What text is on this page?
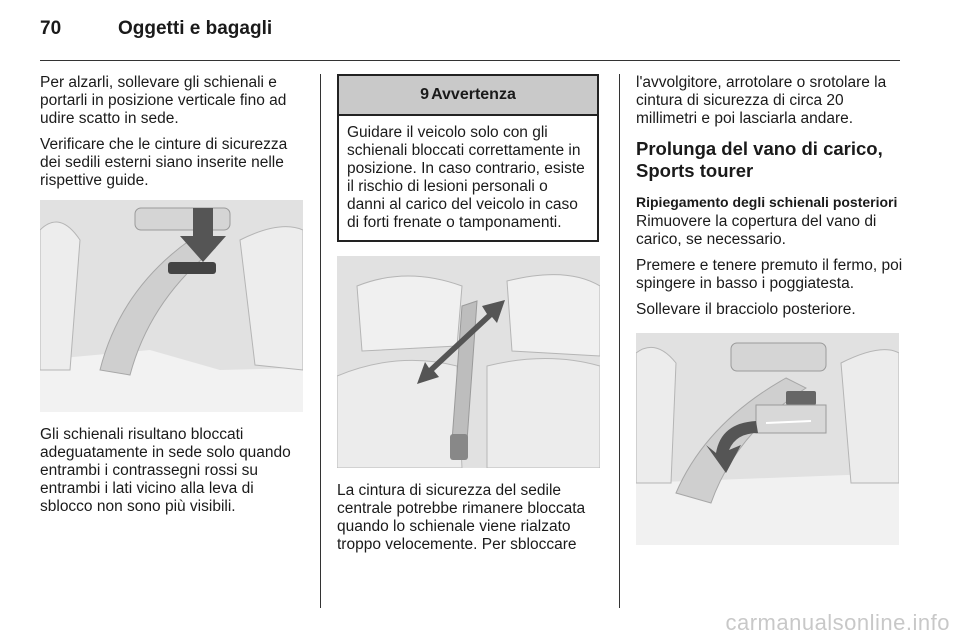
70	Oggetti e bagagli

Per alzarli, sollevare gli schienali e portarli in posizione verticale fino ad udire scatto in sede.

Verificare che le cinture di sicurezza dei sedili esterni siano inserite nelle rispettive guide.

Gli schienali risultano bloccati adeguatamente in sede solo quando entrambi i contrassegni rossi su entrambi i lati vicino alla leva di sblocco non sono più visibili.

9 Avvertenza
Guidare il veicolo solo con gli schienali bloccati correttamente in posizione. In caso contrario, esiste il rischio di lesioni personali o danni al carico del veicolo in caso di forti frenate o tamponamenti.

La cintura di sicurezza del sedile centrale potrebbe rimanere bloccata quando lo schienale viene rialzato troppo velocemente. Per sbloccare

l'avvolgitore, arrotolare o srotolare la cintura di sicurezza di circa 20 millimetri e poi lasciarla andare.

Prolunga del vano di carico, Sports tourer
Ripiegamento degli schienali posteriori

Rimuovere la copertura del vano di carico, se necessario.

Premere e tenere premuto il fermo, poi spingere in basso i poggiatesta.

Sollevare il bracciolo posteriore.

carmanualsonline.info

━━━━━━

__Stated problem__
Repeat the material above in full and exactly, omitting the pictures.

__Reply__
What text is on this page?
70	Oggetti e bagagli

Per alzarli, sollevare gli schienali e portarli in posizione verticale fino ad udire scatto in sede.

Verificare che le cinture di sicurezza dei sedili esterni siano inserite nelle rispettive guide.

Gli schienali risultano bloccati adeguatamente in sede solo quando entrambi i contrassegni rossi su entrambi i lati vicino alla leva di sblocco non sono più visibili.

9 Avvertenza
Guidare il veicolo solo con gli schienali bloccati correttamente in posizione. In caso contrario, esiste il rischio di lesioni personali o danni al carico del veicolo in caso di forti frenate o tamponamenti.

La cintura di sicurezza del sedile centrale potrebbe rimanere bloccata quando lo schienale viene rialzato troppo velocemente. Per sbloccare

l'avvolgitore, arrotolare o srotolare la cintura di sicurezza di circa 20 millimetri e poi lasciarla andare.

Prolunga del vano di carico, Sports tourer
Ripiegamento degli schienali posteriori

Rimuovere la copertura del vano di carico, se necessario.

Premere e tenere premuto il fermo, poi spingere in basso i poggiatesta.

Sollevare il bracciolo posteriore.

carmanualsonline.info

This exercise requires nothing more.